> [Task to carry out]: Reproduce every line of the material below verbatim, omitting the pictures.

> [Raw records]:
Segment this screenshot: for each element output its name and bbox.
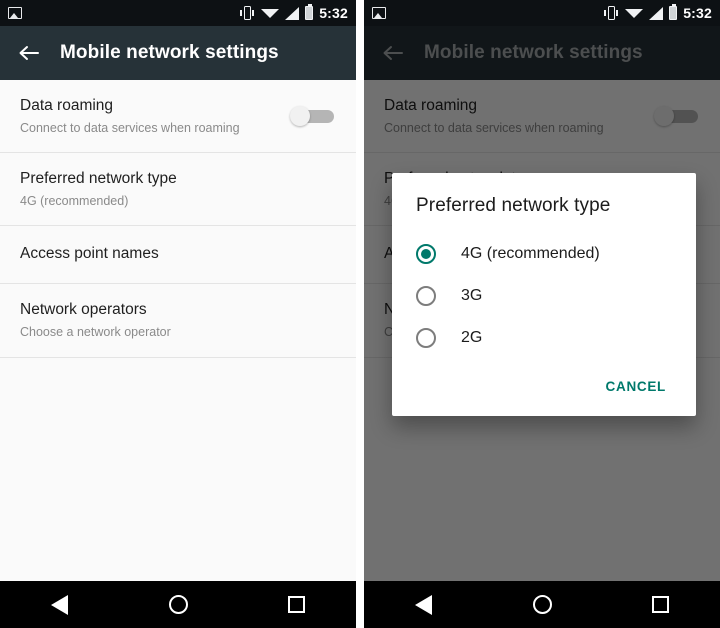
list-item-text: Data roaming Connect to data services wh… — [20, 96, 288, 136]
page-title: Mobile network settings — [60, 42, 279, 63]
nav-recents-icon[interactable] — [267, 581, 327, 628]
screenshot-icon — [372, 7, 386, 19]
status-bar-clock: 5:32 — [319, 5, 349, 21]
list-item-subtitle: Choose a network operator — [20, 325, 171, 340]
list-item-title: Network operators — [20, 301, 147, 319]
wifi-icon — [625, 8, 644, 18]
preferred-network-type-dialog: Preferred network type 4G (recommended) … — [392, 173, 696, 416]
cancel-button[interactable]: CANCEL — [598, 373, 674, 400]
list-item-title: Data roaming — [20, 97, 114, 114]
list-item-subtitle: 4G (recommended) — [20, 194, 129, 209]
list-item-data-roaming[interactable]: Data roaming Connect to data services wh… — [0, 80, 357, 154]
wifi-icon — [261, 8, 280, 18]
dual-screenshot-stage: 5:32 Mobile network settings Data roamin… — [0, 0, 720, 628]
dialog-option-label: 4G (recommended) — [461, 245, 600, 262]
dialog-option-2g[interactable]: 2G — [392, 317, 696, 359]
nav-back-icon[interactable] — [29, 581, 89, 628]
nav-recents-icon[interactable] — [631, 581, 691, 628]
list-item-subtitle: Connect to data services when roaming — [20, 120, 240, 135]
radio-button-icon[interactable] — [416, 328, 436, 348]
battery-icon — [305, 4, 314, 20]
panel-divider — [356, 0, 360, 628]
phone-screen-right: 5:32 Mobile network settings Data roamin… — [364, 0, 720, 628]
data-roaming-toggle[interactable] — [288, 105, 335, 127]
list-item-preferred-network-type[interactable]: Preferred network type 4G (recommended) — [0, 153, 357, 227]
signal-icon — [285, 6, 300, 20]
toggle-thumb — [290, 106, 311, 127]
list-item-text: Access point names — [20, 244, 338, 265]
status-bar-right: 5:32 — [364, 0, 720, 26]
screenshot-icon — [8, 7, 22, 19]
dialog-option-4g[interactable]: 4G (recommended) — [392, 233, 696, 275]
status-bar-notifications — [372, 7, 603, 19]
radio-button-selected-icon[interactable] — [416, 244, 436, 264]
radio-button-icon[interactable] — [416, 286, 436, 306]
navigation-bar-left — [0, 581, 357, 628]
list-item-text: Network operators Choose a network opera… — [20, 300, 338, 340]
list-item-text: Preferred network type 4G (recommended) — [20, 169, 338, 209]
dialog-title: Preferred network type — [416, 195, 611, 216]
dialog-option-label: 3G — [461, 287, 483, 304]
battery-icon — [669, 4, 678, 20]
list-item-network-operators[interactable]: Network operators Choose a network opera… — [0, 284, 357, 358]
status-bar-system-icons: 5:32 — [239, 4, 349, 21]
vibrate-icon — [239, 6, 255, 20]
back-arrow-icon[interactable] — [14, 38, 44, 68]
list-item-title: Access point names — [20, 245, 159, 263]
list-item-access-point-names[interactable]: Access point names — [0, 226, 357, 285]
list-item-title: Preferred network type — [20, 170, 177, 188]
navigation-bar-right — [364, 581, 720, 628]
status-bar-notifications — [8, 7, 239, 19]
settings-list-left: Data roaming Connect to data services wh… — [0, 80, 357, 358]
status-bar-left: 5:32 — [0, 0, 357, 26]
dialog-option-label: 2G — [461, 329, 483, 346]
dialog-option-3g[interactable]: 3G — [392, 275, 696, 317]
app-bar-left: Mobile network settings — [0, 26, 357, 80]
dialog-actions: CANCEL — [392, 359, 696, 408]
status-bar-clock: 5:32 — [683, 5, 713, 21]
signal-icon — [649, 6, 664, 20]
phone-screen-left: 5:32 Mobile network settings Data roamin… — [0, 0, 357, 628]
nav-home-icon[interactable] — [148, 581, 208, 628]
nav-back-icon[interactable] — [393, 581, 453, 628]
status-bar-system-icons: 5:32 — [603, 4, 713, 21]
vibrate-icon — [603, 6, 619, 20]
nav-home-icon[interactable] — [512, 581, 572, 628]
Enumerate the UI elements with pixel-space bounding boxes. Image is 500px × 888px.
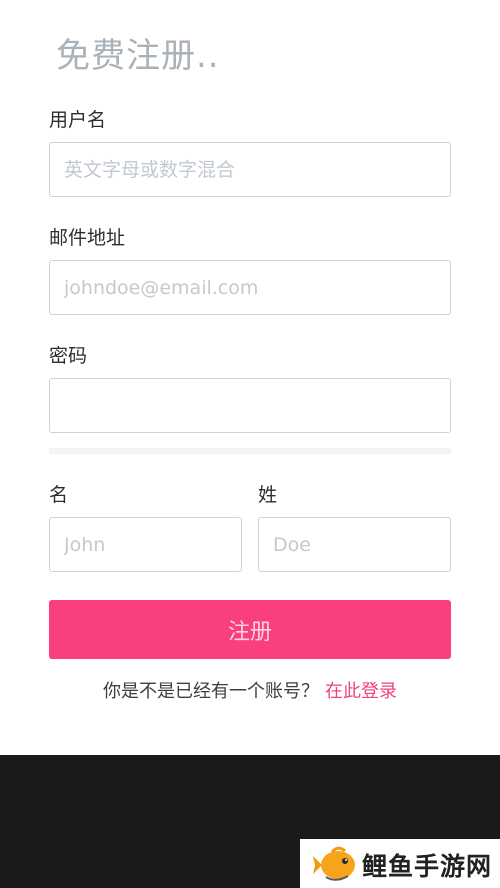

> [Response to the exercise]:
Segment this screenshot: for each element output its name and bbox.
list-item-text: Data roaming Connect to data services wh… — [20, 96, 288, 136]
page-title: Mobile network settings — [60, 42, 279, 63]
nav-recents-icon[interactable] — [267, 581, 327, 628]
screenshot-icon — [372, 7, 386, 19]
status-bar-clock: 5:32 — [319, 5, 349, 21]
list-item-subtitle: Choose a network operator — [20, 325, 171, 340]
list-item-title: Network operators — [20, 301, 147, 319]
wifi-icon — [625, 8, 644, 18]
preferred-network-type-dialog: Preferred network type 4G (recommended) … — [392, 173, 696, 416]
cancel-button[interactable]: CANCEL — [598, 373, 674, 400]
list-item-title: Data roaming — [20, 97, 114, 114]
list-item-subtitle: 4G (recommended) — [20, 194, 129, 209]
list-item-data-roaming[interactable]: Data roaming Connect to data services wh… — [0, 80, 357, 154]
wifi-icon — [261, 8, 280, 18]
dual-screenshot-stage: 5:32 Mobile network settings Data roamin… — [0, 0, 720, 628]
dialog-option-label: 4G (recommended) — [461, 245, 600, 262]
dialog-option-2g[interactable]: 2G — [392, 317, 696, 359]
nav-back-icon[interactable] — [29, 581, 89, 628]
nav-recents-icon[interactable] — [631, 581, 691, 628]
list-item-subtitle: Connect to data services when roaming — [20, 120, 240, 135]
radio-button-icon[interactable] — [416, 328, 436, 348]
battery-icon — [305, 4, 314, 20]
panel-divider — [356, 0, 360, 628]
phone-screen-right: 5:32 Mobile network settings Data roamin… — [364, 0, 720, 628]
data-roaming-toggle[interactable] — [288, 105, 335, 127]
list-item-preferred-network-type[interactable]: Preferred network type 4G (recommended) — [0, 153, 357, 227]
signal-icon — [285, 6, 300, 20]
toggle-thumb — [290, 106, 311, 127]
list-item-text: Access point names — [20, 244, 338, 265]
status-bar-right: 5:32 — [364, 0, 720, 26]
screenshot-icon — [8, 7, 22, 19]
dialog-option-4g[interactable]: 4G (recommended) — [392, 233, 696, 275]
status-bar-notifications — [372, 7, 603, 19]
radio-button-selected-icon[interactable] — [416, 244, 436, 264]
radio-button-icon[interactable] — [416, 286, 436, 306]
navigation-bar-left — [0, 581, 357, 628]
list-item-text: Network operators Choose a network opera… — [20, 300, 338, 340]
list-item-text: Preferred network type 4G (recommended) — [20, 169, 338, 209]
dialog-title: Preferred network type — [416, 195, 611, 216]
dialog-option-label: 3G — [461, 287, 483, 304]
battery-icon — [669, 4, 678, 20]
list-item-network-operators[interactable]: Network operators Choose a network opera… — [0, 284, 357, 358]
status-bar-system-icons: 5:32 — [239, 4, 349, 21]
vibrate-icon — [239, 6, 255, 20]
back-arrow-icon[interactable] — [14, 38, 44, 68]
list-item-title: Access point names — [20, 245, 159, 263]
list-item-access-point-names[interactable]: Access point names — [0, 226, 357, 285]
list-item-title: Preferred network type — [20, 170, 177, 188]
navigation-bar-right — [364, 581, 720, 628]
status-bar-notifications — [8, 7, 239, 19]
settings-list-left: Data roaming Connect to data services wh… — [0, 80, 357, 358]
status-bar-left: 5:32 — [0, 0, 357, 26]
dialog-option-label: 2G — [461, 329, 483, 346]
dialog-option-3g[interactable]: 3G — [392, 275, 696, 317]
app-bar-left: Mobile network settings — [0, 26, 357, 80]
dialog-actions: CANCEL — [392, 359, 696, 408]
status-bar-clock: 5:32 — [683, 5, 713, 21]
signal-icon — [649, 6, 664, 20]
phone-screen-left: 5:32 Mobile network settings Data roamin… — [0, 0, 357, 628]
nav-home-icon[interactable] — [148, 581, 208, 628]
nav-back-icon[interactable] — [393, 581, 453, 628]
status-bar-system-icons: 5:32 — [603, 4, 713, 21]
vibrate-icon — [603, 6, 619, 20]
nav-home-icon[interactable] — [512, 581, 572, 628]
Enumerate the UI elements with pixel-space bounding boxes. Image is 500px × 888px.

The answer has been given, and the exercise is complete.